━━━━━ EXCERPTED RECORDS

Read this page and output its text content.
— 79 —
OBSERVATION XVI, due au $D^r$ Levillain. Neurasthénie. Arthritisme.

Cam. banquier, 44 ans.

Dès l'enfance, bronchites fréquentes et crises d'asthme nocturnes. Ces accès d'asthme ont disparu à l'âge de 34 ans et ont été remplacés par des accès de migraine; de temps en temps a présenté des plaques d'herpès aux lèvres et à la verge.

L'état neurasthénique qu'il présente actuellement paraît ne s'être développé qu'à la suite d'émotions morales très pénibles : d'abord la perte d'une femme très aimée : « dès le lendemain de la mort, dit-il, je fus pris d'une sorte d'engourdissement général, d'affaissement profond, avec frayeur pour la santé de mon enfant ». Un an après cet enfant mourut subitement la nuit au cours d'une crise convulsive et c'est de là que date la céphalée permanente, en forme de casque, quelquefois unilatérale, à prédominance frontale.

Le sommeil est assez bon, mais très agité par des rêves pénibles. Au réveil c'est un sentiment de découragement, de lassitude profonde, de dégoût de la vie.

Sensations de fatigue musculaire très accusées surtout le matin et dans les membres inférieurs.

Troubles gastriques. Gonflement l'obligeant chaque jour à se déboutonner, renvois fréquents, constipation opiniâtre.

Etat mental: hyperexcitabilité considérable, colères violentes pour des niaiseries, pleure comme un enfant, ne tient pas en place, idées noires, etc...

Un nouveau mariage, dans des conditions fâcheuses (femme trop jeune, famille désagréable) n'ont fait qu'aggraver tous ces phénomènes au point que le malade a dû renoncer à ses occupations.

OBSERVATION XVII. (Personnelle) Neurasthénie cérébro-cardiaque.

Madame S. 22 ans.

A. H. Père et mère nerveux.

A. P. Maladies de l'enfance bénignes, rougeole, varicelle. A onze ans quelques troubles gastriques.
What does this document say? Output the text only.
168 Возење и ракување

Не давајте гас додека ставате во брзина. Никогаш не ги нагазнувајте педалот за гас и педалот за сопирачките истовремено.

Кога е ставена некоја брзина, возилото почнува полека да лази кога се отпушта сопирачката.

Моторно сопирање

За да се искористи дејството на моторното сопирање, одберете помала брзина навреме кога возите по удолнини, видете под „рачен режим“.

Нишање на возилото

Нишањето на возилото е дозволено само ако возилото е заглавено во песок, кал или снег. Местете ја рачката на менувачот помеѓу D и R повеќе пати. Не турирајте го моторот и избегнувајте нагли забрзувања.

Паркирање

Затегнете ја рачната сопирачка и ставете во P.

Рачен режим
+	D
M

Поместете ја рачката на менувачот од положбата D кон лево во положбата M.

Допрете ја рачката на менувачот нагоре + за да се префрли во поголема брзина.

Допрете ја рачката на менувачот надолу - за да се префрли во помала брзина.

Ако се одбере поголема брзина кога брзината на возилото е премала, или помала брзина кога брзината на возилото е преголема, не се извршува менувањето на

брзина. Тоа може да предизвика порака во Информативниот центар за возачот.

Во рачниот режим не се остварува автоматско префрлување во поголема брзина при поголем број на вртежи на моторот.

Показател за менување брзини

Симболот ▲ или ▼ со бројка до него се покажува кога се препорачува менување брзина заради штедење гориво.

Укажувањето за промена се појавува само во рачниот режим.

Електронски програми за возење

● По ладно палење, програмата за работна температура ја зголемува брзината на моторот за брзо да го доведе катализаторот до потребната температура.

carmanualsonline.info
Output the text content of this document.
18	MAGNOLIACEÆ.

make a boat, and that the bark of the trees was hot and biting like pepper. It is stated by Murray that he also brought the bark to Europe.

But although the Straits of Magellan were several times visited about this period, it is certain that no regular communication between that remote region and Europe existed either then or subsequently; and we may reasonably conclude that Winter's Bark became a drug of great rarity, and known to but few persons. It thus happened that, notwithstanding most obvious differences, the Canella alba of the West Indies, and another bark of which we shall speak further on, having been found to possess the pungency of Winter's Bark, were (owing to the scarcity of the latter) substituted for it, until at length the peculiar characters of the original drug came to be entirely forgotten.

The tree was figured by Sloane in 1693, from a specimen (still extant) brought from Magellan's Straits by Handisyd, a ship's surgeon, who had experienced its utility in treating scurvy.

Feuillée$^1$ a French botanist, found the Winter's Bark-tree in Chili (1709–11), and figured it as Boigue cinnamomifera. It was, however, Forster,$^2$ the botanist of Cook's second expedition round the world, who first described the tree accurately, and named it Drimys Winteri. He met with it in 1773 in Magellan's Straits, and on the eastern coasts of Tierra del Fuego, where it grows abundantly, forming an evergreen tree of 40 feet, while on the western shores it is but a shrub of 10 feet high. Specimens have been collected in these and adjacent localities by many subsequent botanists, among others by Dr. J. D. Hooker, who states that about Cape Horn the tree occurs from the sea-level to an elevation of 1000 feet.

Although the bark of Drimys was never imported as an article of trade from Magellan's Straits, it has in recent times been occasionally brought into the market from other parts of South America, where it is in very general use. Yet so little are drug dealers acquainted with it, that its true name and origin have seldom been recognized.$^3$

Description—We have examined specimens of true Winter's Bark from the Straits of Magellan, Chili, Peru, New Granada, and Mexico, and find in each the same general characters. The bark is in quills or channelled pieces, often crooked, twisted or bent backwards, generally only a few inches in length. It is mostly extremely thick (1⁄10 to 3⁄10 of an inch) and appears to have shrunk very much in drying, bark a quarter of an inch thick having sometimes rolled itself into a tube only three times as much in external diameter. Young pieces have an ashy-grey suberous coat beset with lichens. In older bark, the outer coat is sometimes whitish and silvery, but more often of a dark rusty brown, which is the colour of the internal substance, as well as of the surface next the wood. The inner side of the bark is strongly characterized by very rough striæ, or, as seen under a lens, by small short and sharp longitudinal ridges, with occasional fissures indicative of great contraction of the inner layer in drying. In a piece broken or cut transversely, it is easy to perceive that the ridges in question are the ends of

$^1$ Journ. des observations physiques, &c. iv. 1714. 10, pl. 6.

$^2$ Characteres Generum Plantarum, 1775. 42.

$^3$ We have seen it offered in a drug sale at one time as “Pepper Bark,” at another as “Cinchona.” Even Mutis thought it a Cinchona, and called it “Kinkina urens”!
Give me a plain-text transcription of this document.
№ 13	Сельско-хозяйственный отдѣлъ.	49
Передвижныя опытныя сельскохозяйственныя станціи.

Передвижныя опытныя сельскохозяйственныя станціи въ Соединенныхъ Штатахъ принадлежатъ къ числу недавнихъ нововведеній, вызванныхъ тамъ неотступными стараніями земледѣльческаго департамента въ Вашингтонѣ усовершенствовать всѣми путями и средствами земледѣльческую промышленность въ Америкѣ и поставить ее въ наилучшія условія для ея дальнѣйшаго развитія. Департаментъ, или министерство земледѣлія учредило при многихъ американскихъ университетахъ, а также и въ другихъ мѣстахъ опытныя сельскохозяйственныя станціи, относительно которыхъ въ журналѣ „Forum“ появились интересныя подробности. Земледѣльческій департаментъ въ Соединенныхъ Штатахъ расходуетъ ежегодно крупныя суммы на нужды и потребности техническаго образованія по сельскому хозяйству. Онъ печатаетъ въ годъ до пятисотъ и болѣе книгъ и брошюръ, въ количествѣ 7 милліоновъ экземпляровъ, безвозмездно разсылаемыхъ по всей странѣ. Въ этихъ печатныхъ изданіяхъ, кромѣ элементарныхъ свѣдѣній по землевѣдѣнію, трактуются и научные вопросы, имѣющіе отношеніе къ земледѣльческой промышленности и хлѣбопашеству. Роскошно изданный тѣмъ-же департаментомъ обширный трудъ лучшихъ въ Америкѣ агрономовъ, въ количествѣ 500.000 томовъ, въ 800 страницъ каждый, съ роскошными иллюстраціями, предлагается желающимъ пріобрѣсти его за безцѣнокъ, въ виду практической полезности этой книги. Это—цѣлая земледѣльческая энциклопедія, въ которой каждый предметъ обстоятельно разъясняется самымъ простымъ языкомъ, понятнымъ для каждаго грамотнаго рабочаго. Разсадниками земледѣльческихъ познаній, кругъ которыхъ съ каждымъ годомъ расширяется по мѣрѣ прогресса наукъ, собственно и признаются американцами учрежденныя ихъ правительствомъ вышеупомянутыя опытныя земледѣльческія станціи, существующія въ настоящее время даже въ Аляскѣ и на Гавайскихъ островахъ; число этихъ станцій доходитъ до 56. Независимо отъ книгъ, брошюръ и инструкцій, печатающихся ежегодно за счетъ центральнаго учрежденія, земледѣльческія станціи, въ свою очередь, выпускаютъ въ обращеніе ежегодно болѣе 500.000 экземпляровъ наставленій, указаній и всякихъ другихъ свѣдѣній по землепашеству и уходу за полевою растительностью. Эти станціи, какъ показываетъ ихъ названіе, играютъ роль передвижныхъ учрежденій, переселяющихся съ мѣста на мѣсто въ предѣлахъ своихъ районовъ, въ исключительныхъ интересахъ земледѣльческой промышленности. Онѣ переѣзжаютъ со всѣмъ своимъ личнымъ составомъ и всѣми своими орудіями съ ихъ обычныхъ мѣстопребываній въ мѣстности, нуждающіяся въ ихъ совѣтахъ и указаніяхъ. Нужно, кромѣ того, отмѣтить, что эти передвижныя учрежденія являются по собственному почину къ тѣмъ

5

━━━━━━━━━━

§ WHAT YOU NEED TO DO:
Give only the number of lines in the listing above that include the string "префрли".

§ CORRECT RESPONSE:
2